## WHAT IS REQUIRED
Write out every single entry exactly.

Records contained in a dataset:

** START **

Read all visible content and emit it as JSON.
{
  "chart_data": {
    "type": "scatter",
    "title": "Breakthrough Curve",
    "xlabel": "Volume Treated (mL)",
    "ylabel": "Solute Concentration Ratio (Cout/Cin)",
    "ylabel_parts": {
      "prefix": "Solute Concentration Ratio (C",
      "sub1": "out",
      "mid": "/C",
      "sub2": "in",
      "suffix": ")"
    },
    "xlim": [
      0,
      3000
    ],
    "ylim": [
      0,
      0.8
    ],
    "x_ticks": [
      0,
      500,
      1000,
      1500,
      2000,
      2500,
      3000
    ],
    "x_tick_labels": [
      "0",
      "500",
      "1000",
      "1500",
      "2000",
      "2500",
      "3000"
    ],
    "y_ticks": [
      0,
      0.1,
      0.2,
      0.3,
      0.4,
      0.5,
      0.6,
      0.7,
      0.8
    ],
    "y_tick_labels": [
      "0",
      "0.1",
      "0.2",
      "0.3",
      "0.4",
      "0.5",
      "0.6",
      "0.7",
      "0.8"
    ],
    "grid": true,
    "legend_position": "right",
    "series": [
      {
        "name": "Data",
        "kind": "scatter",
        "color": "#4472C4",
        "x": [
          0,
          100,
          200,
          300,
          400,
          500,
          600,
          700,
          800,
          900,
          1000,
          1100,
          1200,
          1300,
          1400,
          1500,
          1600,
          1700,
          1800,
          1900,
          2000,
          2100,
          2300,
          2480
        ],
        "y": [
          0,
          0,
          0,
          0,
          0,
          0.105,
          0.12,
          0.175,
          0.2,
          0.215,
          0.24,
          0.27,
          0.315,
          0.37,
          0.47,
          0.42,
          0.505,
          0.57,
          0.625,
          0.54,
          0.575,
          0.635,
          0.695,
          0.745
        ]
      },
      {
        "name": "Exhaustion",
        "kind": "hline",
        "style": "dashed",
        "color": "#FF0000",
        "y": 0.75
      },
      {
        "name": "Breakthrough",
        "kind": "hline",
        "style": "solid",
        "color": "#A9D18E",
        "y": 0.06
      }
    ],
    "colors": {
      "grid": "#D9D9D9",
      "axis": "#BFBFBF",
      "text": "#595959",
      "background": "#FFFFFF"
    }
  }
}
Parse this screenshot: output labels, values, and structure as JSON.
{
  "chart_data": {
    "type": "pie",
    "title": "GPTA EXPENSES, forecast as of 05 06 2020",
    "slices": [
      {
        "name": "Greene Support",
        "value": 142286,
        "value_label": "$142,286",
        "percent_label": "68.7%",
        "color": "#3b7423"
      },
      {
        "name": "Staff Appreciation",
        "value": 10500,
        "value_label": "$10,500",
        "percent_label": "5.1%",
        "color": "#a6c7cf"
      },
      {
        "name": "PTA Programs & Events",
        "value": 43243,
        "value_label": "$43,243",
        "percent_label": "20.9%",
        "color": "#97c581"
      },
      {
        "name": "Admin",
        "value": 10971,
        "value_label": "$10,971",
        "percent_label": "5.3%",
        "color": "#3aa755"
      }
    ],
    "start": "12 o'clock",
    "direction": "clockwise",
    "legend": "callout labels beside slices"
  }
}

** END **

## FINISHED ANSWER
Read all visible content and emit it as JSON.
{
  "chart_data": {
    "type": "scatter",
    "title": "Breakthrough Curve",
    "xlabel": "Volume Treated (mL)",
    "ylabel": "Solute Concentration Ratio (Cout/Cin)",
    "ylabel_parts": {
      "prefix": "Solute Concentration Ratio (C",
      "sub1": "out",
      "mid": "/C",
      "sub2": "in",
      "suffix": ")"
    },
    "xlim": [
      0,
      3000
    ],
    "ylim": [
      0,
      0.8
    ],
    "x_ticks": [
      0,
      500,
      1000,
      1500,
      2000,
      2500,
      3000
    ],
    "x_tick_labels": [
      "0",
      "500",
      "1000",
      "1500",
      "2000",
      "2500",
      "3000"
    ],
    "y_ticks": [
      0,
      0.1,
      0.2,
      0.3,
      0.4,
      0.5,
      0.6,
      0.7,
      0.8
    ],
    "y_tick_labels": [
      "0",
      "0.1",
      "0.2",
      "0.3",
      "0.4",
      "0.5",
      "0.6",
      "0.7",
      "0.8"
    ],
    "grid": true,
    "legend_position": "right",
    "series": [
      {
        "name": "Data",
        "kind": "scatter",
        "color": "#4472C4",
        "x": [
          0,
          100,
          200,
          300,
          400,
          500,
          600,
          700,
          800,
          900,
          1000,
          1100,
          1200,
          1300,
          1400,
          1500,
          1600,
          1700,
          1800,
          1900,
          2000,
          2100,
          2300,
          2480
        ],
        "y": [
          0,
          0,
          0,
          0,
          0,
          0.105,
          0.12,
          0.175,
          0.2,
          0.215,
          0.24,
          0.27,
          0.315,
          0.37,
          0.47,
          0.42,
          0.505,
          0.57,
          0.625,
          0.54,
          0.575,
          0.635,
          0.695,
          0.745
        ]
      },
      {
        "name": "Exhaustion",
        "kind": "hline",
        "style": "dashed",
        "color": "#FF0000",
        "y": 0.75
      },
      {
        "name": "Breakthrough",
        "kind": "hline",
        "style": "solid",
        "color": "#A9D18E",
        "y": 0.06
      }
    ],
    "colors": {
      "grid": "#D9D9D9",
      "axis": "#BFBFBF",
      "text": "#595959",
      "background": "#FFFFFF"
    }
  }
}
Parse this screenshot: output labels, values, and structure as JSON.
{
  "chart_data": {
    "type": "pie",
    "title": "GPTA EXPENSES, forecast as of 05 06 2020",
    "slices": [
      {
        "name": "Greene Support",
        "value": 142286,
        "value_label": "$142,286",
        "percent_label": "68.7%",
        "color": "#3b7423"
      },
      {
        "name": "Staff Appreciation",
        "value": 10500,
        "value_label": "$10,500",
        "percent_label": "5.1%",
        "color": "#a6c7cf"
      },
      {
        "name": "PTA Programs & Events",
        "value": 43243,
        "value_label": "$43,243",
        "percent_label": "20.9%",
        "color": "#97c581"
      },
      {
        "name": "Admin",
        "value": 10971,
        "value_label": "$10,971",
        "percent_label": "5.3%",
        "color": "#3aa755"
      }
    ],
    "start": "12 o'clock",
    "direction": "clockwise",
    "legend": "callout labels beside slices"
  }
}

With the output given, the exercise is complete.